Extracted records:
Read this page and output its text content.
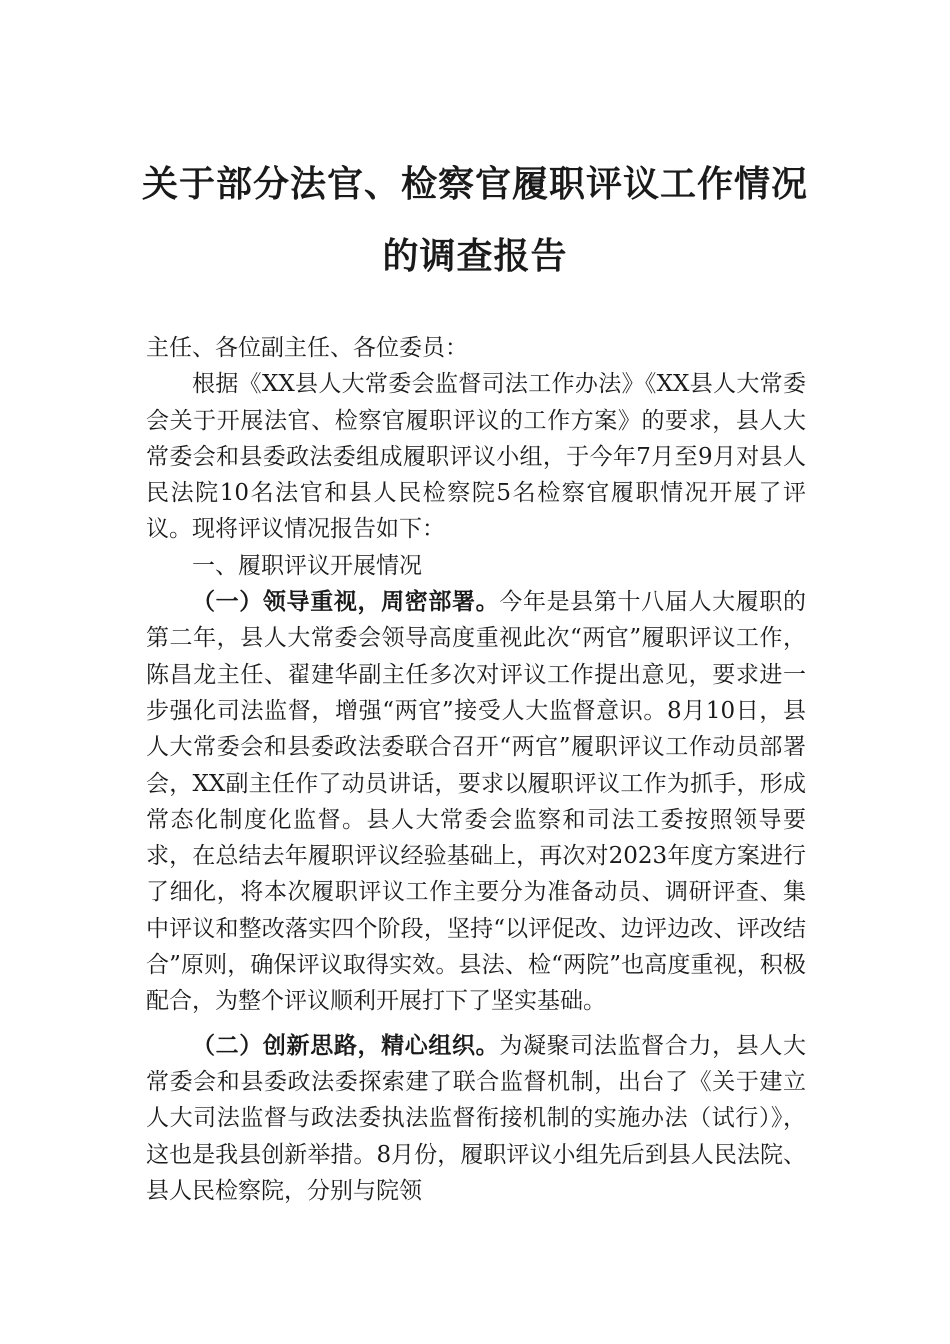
关于部分法官、检察官履职评议工作情况
的调查报告

主任、各位副主任、各位委员：

根据《XX县人大常委会监督司法工作办法》《XX县人大常委会关于开展法官、检察官履职评议的工作方案》的要求，县人大常委会和县委政法委组成履职评议小组，于今年7月至9月对县人民法院10名法官和县人民检察院5名检察官履职情况开展了评议。现将评议情况报告如下：

一、履职评议开展情况

（一）领导重视，周密部署。今年是县第十八届人大履职的第二年，县人大常委会领导高度重视此次“两官”履职评议工作，陈昌龙主任、翟建华副主任多次对评议工作提出意见，要求进一步强化司法监督，增强“两官”接受人大监督意识。8月10日，县人大常委会和县委政法委联合召开“两官”履职评议工作动员部署会，XX副主任作了动员讲话，要求以履职评议工作为抓手，形成常态化制度化监督。县人大常委会监察和司法工委按照领导要求，在总结去年履职评议经验基础上，再次对2023年度方案进行了细化，将本次履职评议工作主要分为准备动员、调研评查、集中评议和整改落实四个阶段，坚持“以评促改、边评边改、评改结合”原则，确保评议取得实效。县法、检“两院”也高度重视，积极配合，为整个评议顺利开展打下了坚实基础。

（二）创新思路，精心组织。为凝聚司法监督合力，县人大常委会和县委政法委探索建了联合监督机制，出台了《关于建立人大司法监督与政法委执法监督衔接机制的实施办法（试行）》，这也是我县创新举措。8月份，履职评议小组先后到县人民法院、县人民检察院，分别与院领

WORK INSTRUCTIONS. Reproduce the listing word for word and omit its pictures.

EXERCISE ANSWER.
Read this page and output its text content.
关于部分法官、检察官履职评议工作情况
的调查报告

主任、各位副主任、各位委员：

根据《XX县人大常委会监督司法工作办法》《XX县人大常委会关于开展法官、检察官履职评议的工作方案》的要求，县人大常委会和县委政法委组成履职评议小组，于今年7月至9月对县人民法院10名法官和县人民检察院5名检察官履职情况开展了评议。现将评议情况报告如下：

一、履职评议开展情况

（一）领导重视，周密部署。今年是县第十八届人大履职的第二年，县人大常委会领导高度重视此次“两官”履职评议工作，陈昌龙主任、翟建华副主任多次对评议工作提出意见，要求进一步强化司法监督，增强“两官”接受人大监督意识。8月10日，县人大常委会和县委政法委联合召开“两官”履职评议工作动员部署会，XX副主任作了动员讲话，要求以履职评议工作为抓手，形成常态化制度化监督。县人大常委会监察和司法工委按照领导要求，在总结去年履职评议经验基础上，再次对2023年度方案进行了细化，将本次履职评议工作主要分为准备动员、调研评查、集中评议和整改落实四个阶段，坚持“以评促改、边评边改、评改结合”原则，确保评议取得实效。县法、检“两院”也高度重视，积极配合，为整个评议顺利开展打下了坚实基础。

（二）创新思路，精心组织。为凝聚司法监督合力，县人大常委会和县委政法委探索建了联合监督机制，出台了《关于建立人大司法监督与政法委执法监督衔接机制的实施办法（试行）》，这也是我县创新举措。8月份，履职评议小组先后到县人民法院、县人民检察院，分别与院领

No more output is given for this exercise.